====== Input records
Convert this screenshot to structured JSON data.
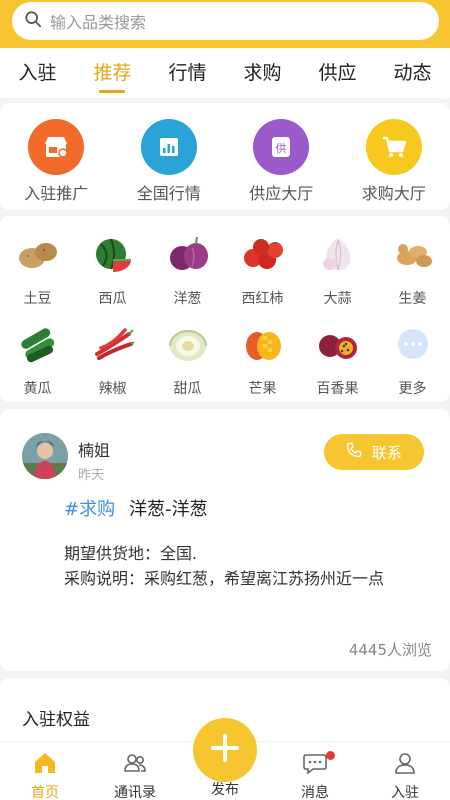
{
  "search": {
    "placeholder": "输入品类搜索"
  },
  "tabs": [
    {
      "label": "入驻"
    },
    {
      "label": "推荐",
      "active": true
    },
    {
      "label": "行情"
    },
    {
      "label": "求购"
    },
    {
      "label": "供应"
    },
    {
      "label": "动态"
    }
  ],
  "quick_entries": [
    {
      "label": "入驻推广",
      "icon": "shop-icon",
      "color": "#f26b2a"
    },
    {
      "label": "全国行情",
      "icon": "chart-icon",
      "color": "#29a3d8"
    },
    {
      "label": "供应大厅",
      "icon": "supply-icon",
      "color": "#9b59c9",
      "glyph": "供"
    },
    {
      "label": "求购大厅",
      "icon": "cart-icon",
      "color": "#f7c81e"
    }
  ],
  "categories": [
    {
      "label": "土豆"
    },
    {
      "label": "西瓜"
    },
    {
      "label": "洋葱"
    },
    {
      "label": "西红柿"
    },
    {
      "label": "大蒜"
    },
    {
      "label": "生姜"
    },
    {
      "label": "黄瓜"
    },
    {
      "label": "辣椒"
    },
    {
      "label": "甜瓜"
    },
    {
      "label": "芒果"
    },
    {
      "label": "百香果"
    },
    {
      "label": "更多"
    }
  ],
  "post": {
    "user": "楠姐",
    "time": "昨天",
    "contact_label": "联系",
    "tag": "#求购",
    "title": "洋葱-洋葱",
    "line1": "期望供货地：全国.",
    "line2": "采购说明：采购红葱，希望离江苏扬州近一点",
    "views": "4445人浏览"
  },
  "benefit": {
    "title": "入驻权益"
  },
  "tabbar": {
    "home": "首页",
    "contacts": "通讯录",
    "publish": "发布",
    "messages": "消息",
    "join": "入驻"
  },
  "colors": {
    "accent": "#f7c530",
    "active_text": "#e5a817",
    "tag": "#3d8fe0"
  }
}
============
Exercise task:
Transcribe the listing in full and omit the pictures.

Finished task:
Convert this screenshot to structured JSON data.
{
  "search": {
    "placeholder": "输入品类搜索"
  },
  "tabs": [
    {
      "label": "入驻"
    },
    {
      "label": "推荐",
      "active": true
    },
    {
      "label": "行情"
    },
    {
      "label": "求购"
    },
    {
      "label": "供应"
    },
    {
      "label": "动态"
    }
  ],
  "quick_entries": [
    {
      "label": "入驻推广",
      "icon": "shop-icon",
      "color": "#f26b2a"
    },
    {
      "label": "全国行情",
      "icon": "chart-icon",
      "color": "#29a3d8"
    },
    {
      "label": "供应大厅",
      "icon": "supply-icon",
      "color": "#9b59c9",
      "glyph": "供"
    },
    {
      "label": "求购大厅",
      "icon": "cart-icon",
      "color": "#f7c81e"
    }
  ],
  "categories": [
    {
      "label": "土豆"
    },
    {
      "label": "西瓜"
    },
    {
      "label": "洋葱"
    },
    {
      "label": "西红柿"
    },
    {
      "label": "大蒜"
    },
    {
      "label": "生姜"
    },
    {
      "label": "黄瓜"
    },
    {
      "label": "辣椒"
    },
    {
      "label": "甜瓜"
    },
    {
      "label": "芒果"
    },
    {
      "label": "百香果"
    },
    {
      "label": "更多"
    }
  ],
  "post": {
    "user": "楠姐",
    "time": "昨天",
    "contact_label": "联系",
    "tag": "#求购",
    "title": "洋葱-洋葱",
    "line1": "期望供货地：全国.",
    "line2": "采购说明：采购红葱，希望离江苏扬州近一点",
    "views": "4445人浏览"
  },
  "benefit": {
    "title": "入驻权益"
  },
  "tabbar": {
    "home": "首页",
    "contacts": "通讯录",
    "publish": "发布",
    "messages": "消息",
    "join": "入驻"
  },
  "colors": {
    "accent": "#f7c530",
    "active_text": "#e5a817",
    "tag": "#3d8fe0"
  }
}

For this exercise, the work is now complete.